Exercise: Write out the entries again exactly as they are given.

Provided data:

++++++++++

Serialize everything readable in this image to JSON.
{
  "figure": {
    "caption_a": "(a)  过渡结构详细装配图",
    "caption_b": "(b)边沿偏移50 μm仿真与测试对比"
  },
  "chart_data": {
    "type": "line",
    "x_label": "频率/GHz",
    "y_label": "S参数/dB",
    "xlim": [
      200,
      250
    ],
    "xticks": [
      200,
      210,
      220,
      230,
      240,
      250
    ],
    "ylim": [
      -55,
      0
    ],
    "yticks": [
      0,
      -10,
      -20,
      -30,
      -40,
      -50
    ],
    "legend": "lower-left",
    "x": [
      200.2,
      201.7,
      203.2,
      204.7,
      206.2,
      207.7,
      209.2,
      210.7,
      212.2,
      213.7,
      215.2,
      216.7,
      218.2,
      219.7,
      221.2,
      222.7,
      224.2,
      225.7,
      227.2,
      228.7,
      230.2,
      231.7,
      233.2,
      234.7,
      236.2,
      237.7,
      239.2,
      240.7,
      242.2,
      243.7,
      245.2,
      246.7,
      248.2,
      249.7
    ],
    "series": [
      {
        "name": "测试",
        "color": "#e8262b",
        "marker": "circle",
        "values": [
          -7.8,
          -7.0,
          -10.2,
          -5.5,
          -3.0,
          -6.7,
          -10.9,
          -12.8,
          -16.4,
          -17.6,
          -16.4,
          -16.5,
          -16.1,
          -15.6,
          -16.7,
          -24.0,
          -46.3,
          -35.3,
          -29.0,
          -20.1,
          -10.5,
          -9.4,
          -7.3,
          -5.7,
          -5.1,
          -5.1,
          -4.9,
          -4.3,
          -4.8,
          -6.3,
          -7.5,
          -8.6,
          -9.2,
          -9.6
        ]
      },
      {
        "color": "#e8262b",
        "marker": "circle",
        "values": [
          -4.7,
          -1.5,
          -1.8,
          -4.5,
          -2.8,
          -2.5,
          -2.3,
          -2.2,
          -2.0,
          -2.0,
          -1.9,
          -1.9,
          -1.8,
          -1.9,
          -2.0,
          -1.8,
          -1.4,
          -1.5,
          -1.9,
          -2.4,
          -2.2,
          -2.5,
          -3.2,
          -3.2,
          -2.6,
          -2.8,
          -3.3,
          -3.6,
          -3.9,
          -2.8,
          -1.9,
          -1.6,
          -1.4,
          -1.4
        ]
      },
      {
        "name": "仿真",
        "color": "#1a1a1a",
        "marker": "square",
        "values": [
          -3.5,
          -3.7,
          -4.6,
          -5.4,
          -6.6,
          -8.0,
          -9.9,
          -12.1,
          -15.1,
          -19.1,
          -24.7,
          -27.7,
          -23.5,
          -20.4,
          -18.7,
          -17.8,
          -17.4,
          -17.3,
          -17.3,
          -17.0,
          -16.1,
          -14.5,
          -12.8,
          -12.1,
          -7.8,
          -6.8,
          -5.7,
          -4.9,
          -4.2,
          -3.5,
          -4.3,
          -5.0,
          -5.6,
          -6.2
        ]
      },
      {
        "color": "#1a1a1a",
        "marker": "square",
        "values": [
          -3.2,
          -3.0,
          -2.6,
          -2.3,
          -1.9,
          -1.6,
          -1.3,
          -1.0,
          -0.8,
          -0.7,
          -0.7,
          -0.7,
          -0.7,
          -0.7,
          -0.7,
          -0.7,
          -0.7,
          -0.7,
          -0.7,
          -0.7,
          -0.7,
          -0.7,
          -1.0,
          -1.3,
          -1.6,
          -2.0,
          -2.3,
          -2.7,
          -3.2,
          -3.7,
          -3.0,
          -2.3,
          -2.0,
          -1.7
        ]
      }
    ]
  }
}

++++++++++

Full output:
Serialize everything readable in this image to JSON.
{
  "figure": {
    "caption_a": "(a)  过渡结构详细装配图",
    "caption_b": "(b)边沿偏移50 μm仿真与测试对比"
  },
  "chart_data": {
    "type": "line",
    "x_label": "频率/GHz",
    "y_label": "S参数/dB",
    "xlim": [
      200,
      250
    ],
    "xticks": [
      200,
      210,
      220,
      230,
      240,
      250
    ],
    "ylim": [
      -55,
      0
    ],
    "yticks": [
      0,
      -10,
      -20,
      -30,
      -40,
      -50
    ],
    "legend": "lower-left",
    "x": [
      200.2,
      201.7,
      203.2,
      204.7,
      206.2,
      207.7,
      209.2,
      210.7,
      212.2,
      213.7,
      215.2,
      216.7,
      218.2,
      219.7,
      221.2,
      222.7,
      224.2,
      225.7,
      227.2,
      228.7,
      230.2,
      231.7,
      233.2,
      234.7,
      236.2,
      237.7,
      239.2,
      240.7,
      242.2,
      243.7,
      245.2,
      246.7,
      248.2,
      249.7
    ],
    "series": [
      {
        "name": "测试",
        "color": "#e8262b",
        "marker": "circle",
        "values": [
          -7.8,
          -7.0,
          -10.2,
          -5.5,
          -3.0,
          -6.7,
          -10.9,
          -12.8,
          -16.4,
          -17.6,
          -16.4,
          -16.5,
          -16.1,
          -15.6,
          -16.7,
          -24.0,
          -46.3,
          -35.3,
          -29.0,
          -20.1,
          -10.5,
          -9.4,
          -7.3,
          -5.7,
          -5.1,
          -5.1,
          -4.9,
          -4.3,
          -4.8,
          -6.3,
          -7.5,
          -8.6,
          -9.2,
          -9.6
        ]
      },
      {
        "color": "#e8262b",
        "marker": "circle",
        "values": [
          -4.7,
          -1.5,
          -1.8,
          -4.5,
          -2.8,
          -2.5,
          -2.3,
          -2.2,
          -2.0,
          -2.0,
          -1.9,
          -1.9,
          -1.8,
          -1.9,
          -2.0,
          -1.8,
          -1.4,
          -1.5,
          -1.9,
          -2.4,
          -2.2,
          -2.5,
          -3.2,
          -3.2,
          -2.6,
          -2.8,
          -3.3,
          -3.6,
          -3.9,
          -2.8,
          -1.9,
          -1.6,
          -1.4,
          -1.4
        ]
      },
      {
        "name": "仿真",
        "color": "#1a1a1a",
        "marker": "square",
        "values": [
          -3.5,
          -3.7,
          -4.6,
          -5.4,
          -6.6,
          -8.0,
          -9.9,
          -12.1,
          -15.1,
          -19.1,
          -24.7,
          -27.7,
          -23.5,
          -20.4,
          -18.7,
          -17.8,
          -17.4,
          -17.3,
          -17.3,
          -17.0,
          -16.1,
          -14.5,
          -12.8,
          -12.1,
          -7.8,
          -6.8,
          -5.7,
          -4.9,
          -4.2,
          -3.5,
          -4.3,
          -5.0,
          -5.6,
          -6.2
        ]
      },
      {
        "color": "#1a1a1a",
        "marker": "square",
        "values": [
          -3.2,
          -3.0,
          -2.6,
          -2.3,
          -1.9,
          -1.6,
          -1.3,
          -1.0,
          -0.8,
          -0.7,
          -0.7,
          -0.7,
          -0.7,
          -0.7,
          -0.7,
          -0.7,
          -0.7,
          -0.7,
          -0.7,
          -0.7,
          -0.7,
          -0.7,
          -1.0,
          -1.3,
          -1.6,
          -2.0,
          -2.3,
          -2.7,
          -3.2,
          -3.7,
          -3.0,
          -2.3,
          -2.0,
          -1.7
        ]
      }
    ]
  }
}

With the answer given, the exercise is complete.